• Problem to work on:
Every record must be repeated exactly, with no omission.

• Records supplied:
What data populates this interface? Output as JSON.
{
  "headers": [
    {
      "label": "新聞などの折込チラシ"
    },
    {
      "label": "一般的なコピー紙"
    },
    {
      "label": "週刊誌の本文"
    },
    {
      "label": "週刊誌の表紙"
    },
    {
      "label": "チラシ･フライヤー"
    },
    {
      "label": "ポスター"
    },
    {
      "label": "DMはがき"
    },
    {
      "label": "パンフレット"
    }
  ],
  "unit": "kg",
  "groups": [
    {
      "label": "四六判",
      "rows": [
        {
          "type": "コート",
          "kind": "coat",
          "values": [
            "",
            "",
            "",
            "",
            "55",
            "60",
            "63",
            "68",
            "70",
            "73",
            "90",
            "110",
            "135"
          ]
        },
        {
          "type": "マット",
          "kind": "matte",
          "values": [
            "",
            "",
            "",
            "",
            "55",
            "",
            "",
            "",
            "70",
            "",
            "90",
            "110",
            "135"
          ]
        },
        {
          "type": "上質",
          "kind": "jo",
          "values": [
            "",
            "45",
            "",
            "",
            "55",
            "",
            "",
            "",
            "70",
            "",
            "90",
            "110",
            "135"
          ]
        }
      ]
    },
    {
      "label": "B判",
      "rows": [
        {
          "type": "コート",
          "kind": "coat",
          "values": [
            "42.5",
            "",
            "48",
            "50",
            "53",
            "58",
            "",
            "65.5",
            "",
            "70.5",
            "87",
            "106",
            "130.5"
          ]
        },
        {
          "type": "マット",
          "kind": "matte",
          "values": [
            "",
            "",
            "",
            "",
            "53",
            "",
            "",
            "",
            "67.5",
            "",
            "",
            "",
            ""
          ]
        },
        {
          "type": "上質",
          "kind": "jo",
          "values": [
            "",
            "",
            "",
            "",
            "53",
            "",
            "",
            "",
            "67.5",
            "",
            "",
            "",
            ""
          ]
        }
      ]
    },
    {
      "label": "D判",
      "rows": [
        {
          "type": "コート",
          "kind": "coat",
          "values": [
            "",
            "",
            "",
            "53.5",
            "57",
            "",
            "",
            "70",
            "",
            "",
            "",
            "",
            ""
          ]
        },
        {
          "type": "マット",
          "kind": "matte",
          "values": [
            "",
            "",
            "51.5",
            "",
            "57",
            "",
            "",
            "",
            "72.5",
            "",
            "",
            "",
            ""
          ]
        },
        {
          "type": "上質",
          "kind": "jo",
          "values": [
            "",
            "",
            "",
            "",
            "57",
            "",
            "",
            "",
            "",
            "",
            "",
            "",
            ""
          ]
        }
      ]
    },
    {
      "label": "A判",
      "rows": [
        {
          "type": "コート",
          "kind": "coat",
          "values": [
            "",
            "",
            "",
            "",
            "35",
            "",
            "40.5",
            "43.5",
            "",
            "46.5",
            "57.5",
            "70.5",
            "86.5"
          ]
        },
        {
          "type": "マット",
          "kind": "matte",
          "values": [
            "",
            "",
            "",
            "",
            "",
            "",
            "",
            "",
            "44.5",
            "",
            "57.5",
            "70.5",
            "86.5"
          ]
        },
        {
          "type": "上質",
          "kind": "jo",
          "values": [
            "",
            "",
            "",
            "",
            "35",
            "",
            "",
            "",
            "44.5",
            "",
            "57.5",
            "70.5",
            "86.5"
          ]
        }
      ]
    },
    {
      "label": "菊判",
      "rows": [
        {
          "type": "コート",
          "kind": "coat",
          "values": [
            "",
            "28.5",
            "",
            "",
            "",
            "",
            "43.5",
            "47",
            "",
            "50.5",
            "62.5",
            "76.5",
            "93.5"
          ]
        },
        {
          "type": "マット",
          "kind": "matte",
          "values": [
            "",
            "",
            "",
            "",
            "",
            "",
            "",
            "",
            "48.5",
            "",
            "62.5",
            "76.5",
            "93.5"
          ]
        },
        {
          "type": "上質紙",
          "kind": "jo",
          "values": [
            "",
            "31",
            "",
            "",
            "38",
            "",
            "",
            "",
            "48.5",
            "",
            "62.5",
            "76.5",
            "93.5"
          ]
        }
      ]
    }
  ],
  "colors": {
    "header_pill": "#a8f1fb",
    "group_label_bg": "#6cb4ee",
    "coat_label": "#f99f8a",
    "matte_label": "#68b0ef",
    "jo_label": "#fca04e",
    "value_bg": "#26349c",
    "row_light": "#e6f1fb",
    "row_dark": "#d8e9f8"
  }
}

• The response:
What data populates this interface? Output as JSON.
{
  "headers": [
    {
      "label": "新聞などの折込チラシ"
    },
    {
      "label": "一般的なコピー紙"
    },
    {
      "label": "週刊誌の本文"
    },
    {
      "label": "週刊誌の表紙"
    },
    {
      "label": "チラシ･フライヤー"
    },
    {
      "label": "ポスター"
    },
    {
      "label": "DMはがき"
    },
    {
      "label": "パンフレット"
    }
  ],
  "unit": "kg",
  "groups": [
    {
      "label": "四六判",
      "rows": [
        {
          "type": "コート",
          "kind": "coat",
          "values": [
            "",
            "",
            "",
            "",
            "55",
            "60",
            "63",
            "68",
            "70",
            "73",
            "90",
            "110",
            "135"
          ]
        },
        {
          "type": "マット",
          "kind": "matte",
          "values": [
            "",
            "",
            "",
            "",
            "55",
            "",
            "",
            "",
            "70",
            "",
            "90",
            "110",
            "135"
          ]
        },
        {
          "type": "上質",
          "kind": "jo",
          "values": [
            "",
            "45",
            "",
            "",
            "55",
            "",
            "",
            "",
            "70",
            "",
            "90",
            "110",
            "135"
          ]
        }
      ]
    },
    {
      "label": "B判",
      "rows": [
        {
          "type": "コート",
          "kind": "coat",
          "values": [
            "42.5",
            "",
            "48",
            "50",
            "53",
            "58",
            "",
            "65.5",
            "",
            "70.5",
            "87",
            "106",
            "130.5"
          ]
        },
        {
          "type": "マット",
          "kind": "matte",
          "values": [
            "",
            "",
            "",
            "",
            "53",
            "",
            "",
            "",
            "67.5",
            "",
            "",
            "",
            ""
          ]
        },
        {
          "type": "上質",
          "kind": "jo",
          "values": [
            "",
            "",
            "",
            "",
            "53",
            "",
            "",
            "",
            "67.5",
            "",
            "",
            "",
            ""
          ]
        }
      ]
    },
    {
      "label": "D判",
      "rows": [
        {
          "type": "コート",
          "kind": "coat",
          "values": [
            "",
            "",
            "",
            "53.5",
            "57",
            "",
            "",
            "70",
            "",
            "",
            "",
            "",
            ""
          ]
        },
        {
          "type": "マット",
          "kind": "matte",
          "values": [
            "",
            "",
            "51.5",
            "",
            "57",
            "",
            "",
            "",
            "72.5",
            "",
            "",
            "",
            ""
          ]
        },
        {
          "type": "上質",
          "kind": "jo",
          "values": [
            "",
            "",
            "",
            "",
            "57",
            "",
            "",
            "",
            "",
            "",
            "",
            "",
            ""
          ]
        }
      ]
    },
    {
      "label": "A判",
      "rows": [
        {
          "type": "コート",
          "kind": "coat",
          "values": [
            "",
            "",
            "",
            "",
            "35",
            "",
            "40.5",
            "43.5",
            "",
            "46.5",
            "57.5",
            "70.5",
            "86.5"
          ]
        },
        {
          "type": "マット",
          "kind": "matte",
          "values": [
            "",
            "",
            "",
            "",
            "",
            "",
            "",
            "",
            "44.5",
            "",
            "57.5",
            "70.5",
            "86.5"
          ]
        },
        {
          "type": "上質",
          "kind": "jo",
          "values": [
            "",
            "",
            "",
            "",
            "35",
            "",
            "",
            "",
            "44.5",
            "",
            "57.5",
            "70.5",
            "86.5"
          ]
        }
      ]
    },
    {
      "label": "菊判",
      "rows": [
        {
          "type": "コート",
          "kind": "coat",
          "values": [
            "",
            "28.5",
            "",
            "",
            "",
            "",
            "43.5",
            "47",
            "",
            "50.5",
            "62.5",
            "76.5",
            "93.5"
          ]
        },
        {
          "type": "マット",
          "kind": "matte",
          "values": [
            "",
            "",
            "",
            "",
            "",
            "",
            "",
            "",
            "48.5",
            "",
            "62.5",
            "76.5",
            "93.5"
          ]
        },
        {
          "type": "上質紙",
          "kind": "jo",
          "values": [
            "",
            "31",
            "",
            "",
            "38",
            "",
            "",
            "",
            "48.5",
            "",
            "62.5",
            "76.5",
            "93.5"
          ]
        }
      ]
    }
  ],
  "colors": {
    "header_pill": "#a8f1fb",
    "group_label_bg": "#6cb4ee",
    "coat_label": "#f99f8a",
    "matte_label": "#68b0ef",
    "jo_label": "#fca04e",
    "value_bg": "#26349c",
    "row_light": "#e6f1fb",
    "row_dark": "#d8e9f8"
  }
}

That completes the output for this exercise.